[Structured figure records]

=-=-=

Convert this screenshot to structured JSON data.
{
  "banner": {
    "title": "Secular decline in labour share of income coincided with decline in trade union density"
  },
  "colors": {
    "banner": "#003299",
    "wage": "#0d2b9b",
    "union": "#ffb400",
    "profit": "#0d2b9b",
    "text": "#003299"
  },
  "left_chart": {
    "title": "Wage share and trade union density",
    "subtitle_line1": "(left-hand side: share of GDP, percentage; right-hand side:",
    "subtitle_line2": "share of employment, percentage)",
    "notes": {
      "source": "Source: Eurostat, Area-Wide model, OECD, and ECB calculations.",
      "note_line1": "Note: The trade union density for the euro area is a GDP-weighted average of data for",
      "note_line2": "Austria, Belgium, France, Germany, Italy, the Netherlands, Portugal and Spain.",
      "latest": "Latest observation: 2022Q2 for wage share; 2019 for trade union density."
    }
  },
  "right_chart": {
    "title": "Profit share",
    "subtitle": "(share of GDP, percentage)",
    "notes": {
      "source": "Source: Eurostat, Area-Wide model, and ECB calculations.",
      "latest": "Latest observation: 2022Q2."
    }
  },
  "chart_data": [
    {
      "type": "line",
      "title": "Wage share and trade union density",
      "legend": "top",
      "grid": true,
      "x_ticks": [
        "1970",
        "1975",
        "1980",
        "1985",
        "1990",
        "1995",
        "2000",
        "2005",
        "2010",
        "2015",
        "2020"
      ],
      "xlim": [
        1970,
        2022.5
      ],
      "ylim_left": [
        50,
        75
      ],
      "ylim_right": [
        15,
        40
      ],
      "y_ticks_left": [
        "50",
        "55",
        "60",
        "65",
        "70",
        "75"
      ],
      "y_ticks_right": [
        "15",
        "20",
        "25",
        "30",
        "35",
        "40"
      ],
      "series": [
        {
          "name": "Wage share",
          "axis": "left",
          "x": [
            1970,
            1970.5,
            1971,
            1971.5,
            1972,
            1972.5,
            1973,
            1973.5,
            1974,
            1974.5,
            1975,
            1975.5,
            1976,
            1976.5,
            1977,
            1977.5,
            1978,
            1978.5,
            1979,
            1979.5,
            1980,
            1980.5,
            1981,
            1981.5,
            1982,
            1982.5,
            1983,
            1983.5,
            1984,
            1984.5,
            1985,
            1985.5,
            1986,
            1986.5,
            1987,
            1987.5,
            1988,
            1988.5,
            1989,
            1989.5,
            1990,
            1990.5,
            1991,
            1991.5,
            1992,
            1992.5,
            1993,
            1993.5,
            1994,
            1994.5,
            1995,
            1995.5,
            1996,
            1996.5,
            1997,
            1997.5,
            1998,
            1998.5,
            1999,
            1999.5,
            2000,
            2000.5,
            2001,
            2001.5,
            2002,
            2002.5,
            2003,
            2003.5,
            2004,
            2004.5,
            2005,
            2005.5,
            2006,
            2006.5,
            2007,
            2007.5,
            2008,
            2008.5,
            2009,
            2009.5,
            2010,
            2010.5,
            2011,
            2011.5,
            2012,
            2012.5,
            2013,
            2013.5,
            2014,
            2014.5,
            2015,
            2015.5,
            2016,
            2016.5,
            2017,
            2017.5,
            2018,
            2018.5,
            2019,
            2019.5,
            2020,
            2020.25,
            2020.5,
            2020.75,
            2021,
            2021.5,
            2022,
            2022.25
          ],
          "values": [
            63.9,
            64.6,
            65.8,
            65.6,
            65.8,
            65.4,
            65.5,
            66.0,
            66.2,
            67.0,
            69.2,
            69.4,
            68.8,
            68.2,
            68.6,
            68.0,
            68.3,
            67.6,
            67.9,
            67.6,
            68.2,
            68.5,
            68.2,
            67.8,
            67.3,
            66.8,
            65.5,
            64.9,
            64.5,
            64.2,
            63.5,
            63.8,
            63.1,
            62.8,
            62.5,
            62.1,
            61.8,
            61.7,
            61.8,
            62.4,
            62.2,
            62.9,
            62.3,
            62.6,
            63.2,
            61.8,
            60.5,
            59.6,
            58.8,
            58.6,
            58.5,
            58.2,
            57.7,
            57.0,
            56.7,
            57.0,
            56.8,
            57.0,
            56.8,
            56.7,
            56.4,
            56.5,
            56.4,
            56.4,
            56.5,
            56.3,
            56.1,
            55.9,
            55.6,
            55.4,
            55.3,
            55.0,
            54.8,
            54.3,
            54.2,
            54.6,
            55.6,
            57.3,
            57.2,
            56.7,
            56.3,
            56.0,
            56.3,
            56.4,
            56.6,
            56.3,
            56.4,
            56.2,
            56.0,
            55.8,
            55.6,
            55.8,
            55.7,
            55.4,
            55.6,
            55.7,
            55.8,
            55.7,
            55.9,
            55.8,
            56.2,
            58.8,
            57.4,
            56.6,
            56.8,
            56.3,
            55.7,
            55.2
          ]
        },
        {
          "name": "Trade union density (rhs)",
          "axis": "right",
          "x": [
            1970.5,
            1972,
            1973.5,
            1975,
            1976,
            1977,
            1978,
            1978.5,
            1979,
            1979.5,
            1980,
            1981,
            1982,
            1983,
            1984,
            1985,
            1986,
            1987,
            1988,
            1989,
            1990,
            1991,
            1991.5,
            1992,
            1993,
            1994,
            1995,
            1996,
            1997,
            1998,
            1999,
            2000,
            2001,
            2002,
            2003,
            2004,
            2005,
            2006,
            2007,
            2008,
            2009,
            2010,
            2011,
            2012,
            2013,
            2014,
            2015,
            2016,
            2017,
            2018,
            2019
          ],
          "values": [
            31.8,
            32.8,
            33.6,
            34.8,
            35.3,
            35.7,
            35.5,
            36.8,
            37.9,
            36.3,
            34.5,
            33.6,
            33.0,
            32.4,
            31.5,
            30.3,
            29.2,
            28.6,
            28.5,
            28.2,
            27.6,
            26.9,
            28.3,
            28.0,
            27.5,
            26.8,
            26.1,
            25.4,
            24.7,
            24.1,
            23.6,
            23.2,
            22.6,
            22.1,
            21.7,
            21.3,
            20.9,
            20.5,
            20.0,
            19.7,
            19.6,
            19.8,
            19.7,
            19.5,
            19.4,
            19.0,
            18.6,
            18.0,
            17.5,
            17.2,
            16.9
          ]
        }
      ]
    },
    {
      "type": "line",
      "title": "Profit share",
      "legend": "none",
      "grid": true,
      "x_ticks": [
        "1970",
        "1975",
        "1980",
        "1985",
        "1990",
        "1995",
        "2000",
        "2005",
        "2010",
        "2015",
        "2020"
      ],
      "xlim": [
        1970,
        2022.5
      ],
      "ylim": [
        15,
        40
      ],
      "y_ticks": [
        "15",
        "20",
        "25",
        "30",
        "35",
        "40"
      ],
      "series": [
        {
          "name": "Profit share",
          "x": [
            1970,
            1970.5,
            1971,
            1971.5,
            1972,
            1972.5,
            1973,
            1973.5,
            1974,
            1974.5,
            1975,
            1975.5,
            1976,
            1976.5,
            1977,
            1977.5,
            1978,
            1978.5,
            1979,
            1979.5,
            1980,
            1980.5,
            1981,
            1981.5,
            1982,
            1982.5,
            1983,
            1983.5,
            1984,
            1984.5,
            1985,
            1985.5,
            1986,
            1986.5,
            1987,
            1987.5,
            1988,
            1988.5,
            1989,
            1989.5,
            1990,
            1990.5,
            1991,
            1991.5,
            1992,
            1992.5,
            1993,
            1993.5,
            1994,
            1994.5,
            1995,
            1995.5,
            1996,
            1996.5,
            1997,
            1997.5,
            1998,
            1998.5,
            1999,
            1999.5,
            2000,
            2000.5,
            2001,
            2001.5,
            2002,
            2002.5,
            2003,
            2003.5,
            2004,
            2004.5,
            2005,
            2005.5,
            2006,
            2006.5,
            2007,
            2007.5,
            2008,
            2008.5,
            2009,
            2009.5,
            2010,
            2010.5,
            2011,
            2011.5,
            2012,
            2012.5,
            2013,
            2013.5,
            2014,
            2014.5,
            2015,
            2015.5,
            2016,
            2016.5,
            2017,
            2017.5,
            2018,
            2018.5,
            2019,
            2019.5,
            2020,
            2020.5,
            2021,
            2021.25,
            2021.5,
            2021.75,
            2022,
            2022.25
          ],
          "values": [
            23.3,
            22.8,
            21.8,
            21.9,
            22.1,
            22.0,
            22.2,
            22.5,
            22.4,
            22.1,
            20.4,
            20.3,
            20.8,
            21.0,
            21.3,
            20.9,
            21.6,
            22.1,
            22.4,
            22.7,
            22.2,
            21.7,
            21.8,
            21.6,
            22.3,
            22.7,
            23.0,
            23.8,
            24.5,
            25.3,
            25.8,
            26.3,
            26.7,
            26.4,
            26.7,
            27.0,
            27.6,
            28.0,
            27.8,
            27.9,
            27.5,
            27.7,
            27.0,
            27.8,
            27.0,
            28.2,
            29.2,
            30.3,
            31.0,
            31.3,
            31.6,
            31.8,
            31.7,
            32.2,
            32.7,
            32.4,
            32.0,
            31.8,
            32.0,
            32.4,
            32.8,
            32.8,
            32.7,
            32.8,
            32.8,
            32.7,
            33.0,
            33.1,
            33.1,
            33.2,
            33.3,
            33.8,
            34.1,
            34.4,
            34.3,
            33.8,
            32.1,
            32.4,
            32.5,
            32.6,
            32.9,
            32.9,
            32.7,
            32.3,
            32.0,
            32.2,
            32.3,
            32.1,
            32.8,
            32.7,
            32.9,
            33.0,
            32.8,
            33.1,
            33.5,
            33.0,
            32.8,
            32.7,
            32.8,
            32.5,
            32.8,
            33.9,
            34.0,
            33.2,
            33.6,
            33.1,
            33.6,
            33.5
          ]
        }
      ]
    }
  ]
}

=-=-=

- **WHAT NEEDS TO BE DONE**: Check each line of the data above for the word "density" and say how many lines contain it, giving nothing besides the number.

- **EXERCISE RESULT**: 6